Return the lines below unchanged, from the first line through the one containing "y-tick-label: 1000 bbox=[40, 199, 72, 214]", with both ends included.

- - -

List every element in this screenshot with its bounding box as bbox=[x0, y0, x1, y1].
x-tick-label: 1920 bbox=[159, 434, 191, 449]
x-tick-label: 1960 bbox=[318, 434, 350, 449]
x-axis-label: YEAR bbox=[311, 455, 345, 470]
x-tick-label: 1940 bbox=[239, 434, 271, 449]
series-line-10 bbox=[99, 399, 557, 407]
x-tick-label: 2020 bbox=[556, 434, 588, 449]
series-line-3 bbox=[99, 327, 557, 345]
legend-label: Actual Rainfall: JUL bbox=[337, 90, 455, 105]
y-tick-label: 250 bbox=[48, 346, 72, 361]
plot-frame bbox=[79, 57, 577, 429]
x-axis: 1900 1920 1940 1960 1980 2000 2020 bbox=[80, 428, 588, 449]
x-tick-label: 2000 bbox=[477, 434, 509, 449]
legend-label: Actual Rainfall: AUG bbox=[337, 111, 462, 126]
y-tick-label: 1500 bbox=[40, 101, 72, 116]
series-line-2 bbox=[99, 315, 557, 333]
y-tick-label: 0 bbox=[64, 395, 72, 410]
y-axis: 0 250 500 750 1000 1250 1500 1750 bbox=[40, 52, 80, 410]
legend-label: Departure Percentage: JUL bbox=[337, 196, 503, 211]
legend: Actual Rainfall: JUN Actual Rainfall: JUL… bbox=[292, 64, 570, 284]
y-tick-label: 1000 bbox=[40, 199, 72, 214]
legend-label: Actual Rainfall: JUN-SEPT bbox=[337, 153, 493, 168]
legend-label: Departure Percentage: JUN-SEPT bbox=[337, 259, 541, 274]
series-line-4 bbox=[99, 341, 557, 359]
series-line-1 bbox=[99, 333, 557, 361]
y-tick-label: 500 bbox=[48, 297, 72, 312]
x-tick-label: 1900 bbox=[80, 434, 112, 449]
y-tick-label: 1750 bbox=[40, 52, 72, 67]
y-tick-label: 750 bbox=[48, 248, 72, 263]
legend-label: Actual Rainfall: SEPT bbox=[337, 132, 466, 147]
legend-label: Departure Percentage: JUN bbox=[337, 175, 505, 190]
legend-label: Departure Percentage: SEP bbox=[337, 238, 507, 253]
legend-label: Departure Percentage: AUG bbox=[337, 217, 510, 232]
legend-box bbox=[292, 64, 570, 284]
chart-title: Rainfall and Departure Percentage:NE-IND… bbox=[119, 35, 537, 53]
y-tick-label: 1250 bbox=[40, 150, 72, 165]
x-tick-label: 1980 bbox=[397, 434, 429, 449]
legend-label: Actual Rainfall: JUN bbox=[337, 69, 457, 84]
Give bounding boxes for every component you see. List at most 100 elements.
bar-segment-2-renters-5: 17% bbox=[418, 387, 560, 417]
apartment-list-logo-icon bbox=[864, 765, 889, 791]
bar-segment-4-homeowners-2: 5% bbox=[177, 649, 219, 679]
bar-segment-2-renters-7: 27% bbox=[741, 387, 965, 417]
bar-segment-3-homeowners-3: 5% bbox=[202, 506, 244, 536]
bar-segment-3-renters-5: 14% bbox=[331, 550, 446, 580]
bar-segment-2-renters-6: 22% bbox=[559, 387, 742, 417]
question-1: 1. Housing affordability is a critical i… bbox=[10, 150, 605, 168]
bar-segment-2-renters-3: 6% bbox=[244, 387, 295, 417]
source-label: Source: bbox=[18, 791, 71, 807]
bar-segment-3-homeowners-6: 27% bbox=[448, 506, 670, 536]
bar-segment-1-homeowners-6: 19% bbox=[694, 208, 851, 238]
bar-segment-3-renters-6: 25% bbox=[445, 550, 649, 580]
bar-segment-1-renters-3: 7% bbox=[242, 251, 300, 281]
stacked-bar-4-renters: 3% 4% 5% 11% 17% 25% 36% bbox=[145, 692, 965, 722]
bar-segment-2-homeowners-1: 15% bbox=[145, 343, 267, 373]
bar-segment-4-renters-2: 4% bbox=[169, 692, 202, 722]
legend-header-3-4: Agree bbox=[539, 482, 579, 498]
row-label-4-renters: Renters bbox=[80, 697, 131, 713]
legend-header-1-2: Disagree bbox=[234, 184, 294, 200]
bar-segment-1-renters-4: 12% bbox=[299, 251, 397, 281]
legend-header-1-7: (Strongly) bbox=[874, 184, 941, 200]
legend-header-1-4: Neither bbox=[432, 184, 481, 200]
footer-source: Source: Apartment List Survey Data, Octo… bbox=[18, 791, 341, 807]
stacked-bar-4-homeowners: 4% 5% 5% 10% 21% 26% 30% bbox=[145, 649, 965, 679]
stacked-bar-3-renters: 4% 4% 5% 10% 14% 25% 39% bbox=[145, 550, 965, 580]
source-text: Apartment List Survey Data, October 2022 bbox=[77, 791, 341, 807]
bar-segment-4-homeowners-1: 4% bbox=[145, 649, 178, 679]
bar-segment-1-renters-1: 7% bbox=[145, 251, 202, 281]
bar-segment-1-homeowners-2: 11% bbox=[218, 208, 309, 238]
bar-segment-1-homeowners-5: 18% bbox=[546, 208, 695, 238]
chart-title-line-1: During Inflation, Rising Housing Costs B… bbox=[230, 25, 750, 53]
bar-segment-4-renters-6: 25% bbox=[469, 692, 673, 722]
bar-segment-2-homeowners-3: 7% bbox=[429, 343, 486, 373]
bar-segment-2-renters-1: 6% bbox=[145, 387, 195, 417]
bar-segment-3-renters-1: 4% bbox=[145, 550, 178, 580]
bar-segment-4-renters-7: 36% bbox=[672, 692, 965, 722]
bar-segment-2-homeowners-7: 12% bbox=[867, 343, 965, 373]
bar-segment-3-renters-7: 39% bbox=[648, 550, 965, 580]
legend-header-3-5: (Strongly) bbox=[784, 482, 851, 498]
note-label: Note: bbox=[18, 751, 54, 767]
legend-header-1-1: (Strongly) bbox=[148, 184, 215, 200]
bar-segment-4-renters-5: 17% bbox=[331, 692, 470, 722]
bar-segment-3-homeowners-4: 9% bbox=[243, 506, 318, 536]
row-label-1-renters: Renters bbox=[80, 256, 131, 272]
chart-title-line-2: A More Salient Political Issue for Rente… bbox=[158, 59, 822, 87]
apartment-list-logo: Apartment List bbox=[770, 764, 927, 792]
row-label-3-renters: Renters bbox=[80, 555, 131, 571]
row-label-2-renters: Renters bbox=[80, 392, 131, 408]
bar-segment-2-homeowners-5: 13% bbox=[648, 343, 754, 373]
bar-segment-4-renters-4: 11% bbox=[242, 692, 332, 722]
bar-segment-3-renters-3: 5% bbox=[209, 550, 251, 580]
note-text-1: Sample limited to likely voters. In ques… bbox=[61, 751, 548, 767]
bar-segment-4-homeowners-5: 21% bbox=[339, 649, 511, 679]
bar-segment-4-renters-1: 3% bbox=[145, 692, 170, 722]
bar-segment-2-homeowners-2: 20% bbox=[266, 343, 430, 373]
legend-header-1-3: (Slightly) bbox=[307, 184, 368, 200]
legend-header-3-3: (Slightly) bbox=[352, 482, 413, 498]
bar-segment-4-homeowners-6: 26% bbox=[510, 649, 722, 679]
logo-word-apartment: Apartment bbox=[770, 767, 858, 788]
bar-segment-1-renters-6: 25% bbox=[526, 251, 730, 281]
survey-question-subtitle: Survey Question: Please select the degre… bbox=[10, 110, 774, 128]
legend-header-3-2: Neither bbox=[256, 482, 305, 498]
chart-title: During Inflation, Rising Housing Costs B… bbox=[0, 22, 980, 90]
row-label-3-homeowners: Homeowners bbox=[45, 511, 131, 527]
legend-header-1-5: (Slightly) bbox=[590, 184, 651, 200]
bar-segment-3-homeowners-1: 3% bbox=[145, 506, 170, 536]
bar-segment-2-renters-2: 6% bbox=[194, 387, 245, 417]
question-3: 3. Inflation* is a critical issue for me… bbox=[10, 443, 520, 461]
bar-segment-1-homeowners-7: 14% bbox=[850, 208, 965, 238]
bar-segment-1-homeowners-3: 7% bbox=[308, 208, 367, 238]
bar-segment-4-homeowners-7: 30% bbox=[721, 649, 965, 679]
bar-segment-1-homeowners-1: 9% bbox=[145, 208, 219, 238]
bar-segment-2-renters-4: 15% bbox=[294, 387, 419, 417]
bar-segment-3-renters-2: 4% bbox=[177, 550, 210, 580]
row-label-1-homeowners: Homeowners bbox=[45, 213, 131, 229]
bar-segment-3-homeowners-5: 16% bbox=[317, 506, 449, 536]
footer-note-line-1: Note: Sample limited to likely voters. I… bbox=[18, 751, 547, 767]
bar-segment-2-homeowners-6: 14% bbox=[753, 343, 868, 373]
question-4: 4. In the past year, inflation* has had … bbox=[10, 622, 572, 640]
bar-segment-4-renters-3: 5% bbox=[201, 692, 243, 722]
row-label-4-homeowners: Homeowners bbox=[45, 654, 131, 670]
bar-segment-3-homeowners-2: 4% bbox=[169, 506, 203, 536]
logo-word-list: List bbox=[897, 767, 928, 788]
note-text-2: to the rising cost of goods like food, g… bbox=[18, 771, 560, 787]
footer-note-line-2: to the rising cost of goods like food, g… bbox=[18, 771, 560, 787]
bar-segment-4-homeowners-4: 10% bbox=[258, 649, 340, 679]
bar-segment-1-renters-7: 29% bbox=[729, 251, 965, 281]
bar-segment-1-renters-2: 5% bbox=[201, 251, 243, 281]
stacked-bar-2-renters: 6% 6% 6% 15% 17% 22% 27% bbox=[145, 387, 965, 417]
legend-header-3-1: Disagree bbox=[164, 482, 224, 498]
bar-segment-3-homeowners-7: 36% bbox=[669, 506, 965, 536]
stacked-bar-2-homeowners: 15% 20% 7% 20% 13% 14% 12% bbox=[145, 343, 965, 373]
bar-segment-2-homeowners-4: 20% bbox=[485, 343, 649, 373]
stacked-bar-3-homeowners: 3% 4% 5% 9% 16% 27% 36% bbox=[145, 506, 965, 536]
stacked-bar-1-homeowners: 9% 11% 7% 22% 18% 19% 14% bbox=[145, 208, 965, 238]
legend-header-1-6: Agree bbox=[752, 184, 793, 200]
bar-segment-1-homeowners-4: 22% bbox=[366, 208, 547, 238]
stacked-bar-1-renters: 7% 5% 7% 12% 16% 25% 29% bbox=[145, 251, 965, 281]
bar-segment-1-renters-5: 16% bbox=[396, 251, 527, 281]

- - -

» **Task output**:
List every element in this screenshot with its bounding box as bbox=[x0, y0, x1, y1].
x-tick-label: 1920 bbox=[159, 434, 191, 449]
x-tick-label: 1960 bbox=[318, 434, 350, 449]
x-axis-label: YEAR bbox=[311, 455, 345, 470]
x-tick-label: 1940 bbox=[239, 434, 271, 449]
series-line-10 bbox=[99, 399, 557, 407]
x-tick-label: 2020 bbox=[556, 434, 588, 449]
series-line-3 bbox=[99, 327, 557, 345]
legend-label: Actual Rainfall: JUL bbox=[337, 90, 455, 105]
y-tick-label: 250 bbox=[48, 346, 72, 361]
plot-frame bbox=[79, 57, 577, 429]
x-axis: 1900 1920 1940 1960 1980 2000 2020 bbox=[80, 428, 588, 449]
x-tick-label: 2000 bbox=[477, 434, 509, 449]
legend-label: Actual Rainfall: AUG bbox=[337, 111, 462, 126]
y-tick-label: 1500 bbox=[40, 101, 72, 116]
series-line-2 bbox=[99, 315, 557, 333]
y-tick-label: 0 bbox=[64, 395, 72, 410]
y-axis: 0 250 500 750 1000 1250 1500 1750 bbox=[40, 52, 80, 410]
legend-label: Departure Percentage: JUL bbox=[337, 196, 503, 211]
legend: Actual Rainfall: JUN Actual Rainfall: JUL… bbox=[292, 64, 570, 284]
y-tick-label: 1000 bbox=[40, 199, 72, 214]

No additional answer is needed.